Dataset entries:
⟨
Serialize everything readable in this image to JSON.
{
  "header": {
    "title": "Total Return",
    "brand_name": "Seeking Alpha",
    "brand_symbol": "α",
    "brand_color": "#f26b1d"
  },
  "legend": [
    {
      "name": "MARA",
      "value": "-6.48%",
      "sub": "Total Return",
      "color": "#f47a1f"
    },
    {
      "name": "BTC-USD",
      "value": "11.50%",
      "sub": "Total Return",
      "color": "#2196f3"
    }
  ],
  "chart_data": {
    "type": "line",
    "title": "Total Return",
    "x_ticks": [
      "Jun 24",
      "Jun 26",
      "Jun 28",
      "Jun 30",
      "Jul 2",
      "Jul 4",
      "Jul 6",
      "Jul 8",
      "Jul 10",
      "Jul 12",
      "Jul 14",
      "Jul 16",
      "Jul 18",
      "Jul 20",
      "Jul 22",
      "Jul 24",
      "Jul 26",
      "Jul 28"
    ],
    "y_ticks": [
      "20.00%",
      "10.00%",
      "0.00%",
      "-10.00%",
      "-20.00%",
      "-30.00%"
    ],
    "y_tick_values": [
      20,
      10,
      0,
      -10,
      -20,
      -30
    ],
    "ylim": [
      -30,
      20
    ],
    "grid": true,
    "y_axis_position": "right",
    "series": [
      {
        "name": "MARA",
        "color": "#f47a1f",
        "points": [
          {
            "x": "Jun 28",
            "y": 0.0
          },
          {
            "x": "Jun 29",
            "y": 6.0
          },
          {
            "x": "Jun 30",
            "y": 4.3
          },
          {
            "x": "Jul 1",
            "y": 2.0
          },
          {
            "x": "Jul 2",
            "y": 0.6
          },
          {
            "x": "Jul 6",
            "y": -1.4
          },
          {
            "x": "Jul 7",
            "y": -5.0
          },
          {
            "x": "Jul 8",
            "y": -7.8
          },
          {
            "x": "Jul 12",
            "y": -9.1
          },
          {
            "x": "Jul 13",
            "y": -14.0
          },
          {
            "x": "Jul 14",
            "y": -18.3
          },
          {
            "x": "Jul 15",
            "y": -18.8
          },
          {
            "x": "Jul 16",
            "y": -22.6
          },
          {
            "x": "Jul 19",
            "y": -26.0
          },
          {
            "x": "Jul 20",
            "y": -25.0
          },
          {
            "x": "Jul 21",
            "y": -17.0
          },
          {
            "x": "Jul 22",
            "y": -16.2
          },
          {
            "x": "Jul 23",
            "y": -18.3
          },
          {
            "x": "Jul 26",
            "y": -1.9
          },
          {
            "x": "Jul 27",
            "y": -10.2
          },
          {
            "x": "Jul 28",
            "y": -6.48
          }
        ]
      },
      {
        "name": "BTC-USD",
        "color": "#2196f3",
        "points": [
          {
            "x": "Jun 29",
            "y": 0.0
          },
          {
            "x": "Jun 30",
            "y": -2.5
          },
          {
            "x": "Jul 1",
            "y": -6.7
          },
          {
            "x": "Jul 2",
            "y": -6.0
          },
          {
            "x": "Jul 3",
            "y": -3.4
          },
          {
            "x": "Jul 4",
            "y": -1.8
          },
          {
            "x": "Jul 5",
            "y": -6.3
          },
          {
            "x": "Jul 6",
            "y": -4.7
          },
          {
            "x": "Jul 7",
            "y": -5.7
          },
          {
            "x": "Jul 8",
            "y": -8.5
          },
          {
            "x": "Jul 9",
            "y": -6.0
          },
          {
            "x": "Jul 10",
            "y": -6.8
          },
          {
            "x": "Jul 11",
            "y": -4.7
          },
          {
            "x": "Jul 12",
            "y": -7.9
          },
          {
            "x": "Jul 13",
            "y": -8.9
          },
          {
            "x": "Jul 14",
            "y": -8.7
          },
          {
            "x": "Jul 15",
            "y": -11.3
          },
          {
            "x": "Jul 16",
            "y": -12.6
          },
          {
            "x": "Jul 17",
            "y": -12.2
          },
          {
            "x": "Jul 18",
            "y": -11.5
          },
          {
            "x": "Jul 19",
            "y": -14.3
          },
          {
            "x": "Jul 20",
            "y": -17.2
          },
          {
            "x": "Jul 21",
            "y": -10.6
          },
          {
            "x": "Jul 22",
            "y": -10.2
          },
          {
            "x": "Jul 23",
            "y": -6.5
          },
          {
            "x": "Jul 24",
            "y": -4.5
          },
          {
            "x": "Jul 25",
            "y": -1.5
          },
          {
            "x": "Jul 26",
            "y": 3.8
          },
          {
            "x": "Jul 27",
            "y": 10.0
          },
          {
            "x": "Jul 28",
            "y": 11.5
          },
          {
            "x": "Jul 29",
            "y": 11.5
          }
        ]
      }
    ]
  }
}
⟩
Reproduce the records above exactly.

Serialize everything readable in this image to JSON.
{
  "header": {
    "title": "Total Return",
    "brand_name": "Seeking Alpha",
    "brand_symbol": "α",
    "brand_color": "#f26b1d"
  },
  "legend": [
    {
      "name": "MARA",
      "value": "-6.48%",
      "sub": "Total Return",
      "color": "#f47a1f"
    },
    {
      "name": "BTC-USD",
      "value": "11.50%",
      "sub": "Total Return",
      "color": "#2196f3"
    }
  ],
  "chart_data": {
    "type": "line",
    "title": "Total Return",
    "x_ticks": [
      "Jun 24",
      "Jun 26",
      "Jun 28",
      "Jun 30",
      "Jul 2",
      "Jul 4",
      "Jul 6",
      "Jul 8",
      "Jul 10",
      "Jul 12",
      "Jul 14",
      "Jul 16",
      "Jul 18",
      "Jul 20",
      "Jul 22",
      "Jul 24",
      "Jul 26",
      "Jul 28"
    ],
    "y_ticks": [
      "20.00%",
      "10.00%",
      "0.00%",
      "-10.00%",
      "-20.00%",
      "-30.00%"
    ],
    "y_tick_values": [
      20,
      10,
      0,
      -10,
      -20,
      -30
    ],
    "ylim": [
      -30,
      20
    ],
    "grid": true,
    "y_axis_position": "right",
    "series": [
      {
        "name": "MARA",
        "color": "#f47a1f",
        "points": [
          {
            "x": "Jun 28",
            "y": 0.0
          },
          {
            "x": "Jun 29",
            "y": 6.0
          },
          {
            "x": "Jun 30",
            "y": 4.3
          },
          {
            "x": "Jul 1",
            "y": 2.0
          },
          {
            "x": "Jul 2",
            "y": 0.6
          },
          {
            "x": "Jul 6",
            "y": -1.4
          },
          {
            "x": "Jul 7",
            "y": -5.0
          },
          {
            "x": "Jul 8",
            "y": -7.8
          },
          {
            "x": "Jul 12",
            "y": -9.1
          },
          {
            "x": "Jul 13",
            "y": -14.0
          },
          {
            "x": "Jul 14",
            "y": -18.3
          },
          {
            "x": "Jul 15",
            "y": -18.8
          },
          {
            "x": "Jul 16",
            "y": -22.6
          },
          {
            "x": "Jul 19",
            "y": -26.0
          },
          {
            "x": "Jul 20",
            "y": -25.0
          },
          {
            "x": "Jul 21",
            "y": -17.0
          },
          {
            "x": "Jul 22",
            "y": -16.2
          },
          {
            "x": "Jul 23",
            "y": -18.3
          },
          {
            "x": "Jul 26",
            "y": -1.9
          },
          {
            "x": "Jul 27",
            "y": -10.2
          },
          {
            "x": "Jul 28",
            "y": -6.48
          }
        ]
      },
      {
        "name": "BTC-USD",
        "color": "#2196f3",
        "points": [
          {
            "x": "Jun 29",
            "y": 0.0
          },
          {
            "x": "Jun 30",
            "y": -2.5
          },
          {
            "x": "Jul 1",
            "y": -6.7
          },
          {
            "x": "Jul 2",
            "y": -6.0
          },
          {
            "x": "Jul 3",
            "y": -3.4
          },
          {
            "x": "Jul 4",
            "y": -1.8
          },
          {
            "x": "Jul 5",
            "y": -6.3
          },
          {
            "x": "Jul 6",
            "y": -4.7
          },
          {
            "x": "Jul 7",
            "y": -5.7
          },
          {
            "x": "Jul 8",
            "y": -8.5
          },
          {
            "x": "Jul 9",
            "y": -6.0
          },
          {
            "x": "Jul 10",
            "y": -6.8
          },
          {
            "x": "Jul 11",
            "y": -4.7
          },
          {
            "x": "Jul 12",
            "y": -7.9
          },
          {
            "x": "Jul 13",
            "y": -8.9
          },
          {
            "x": "Jul 14",
            "y": -8.7
          },
          {
            "x": "Jul 15",
            "y": -11.3
          },
          {
            "x": "Jul 16",
            "y": -12.6
          },
          {
            "x": "Jul 17",
            "y": -12.2
          },
          {
            "x": "Jul 18",
            "y": -11.5
          },
          {
            "x": "Jul 19",
            "y": -14.3
          },
          {
            "x": "Jul 20",
            "y": -17.2
          },
          {
            "x": "Jul 21",
            "y": -10.6
          },
          {
            "x": "Jul 22",
            "y": -10.2
          },
          {
            "x": "Jul 23",
            "y": -6.5
          },
          {
            "x": "Jul 24",
            "y": -4.5
          },
          {
            "x": "Jul 25",
            "y": -1.5
          },
          {
            "x": "Jul 26",
            "y": 3.8
          },
          {
            "x": "Jul 27",
            "y": 10.0
          },
          {
            "x": "Jul 28",
            "y": 11.5
          },
          {
            "x": "Jul 29",
            "y": 11.5
          }
        ]
      }
    ]
  }
}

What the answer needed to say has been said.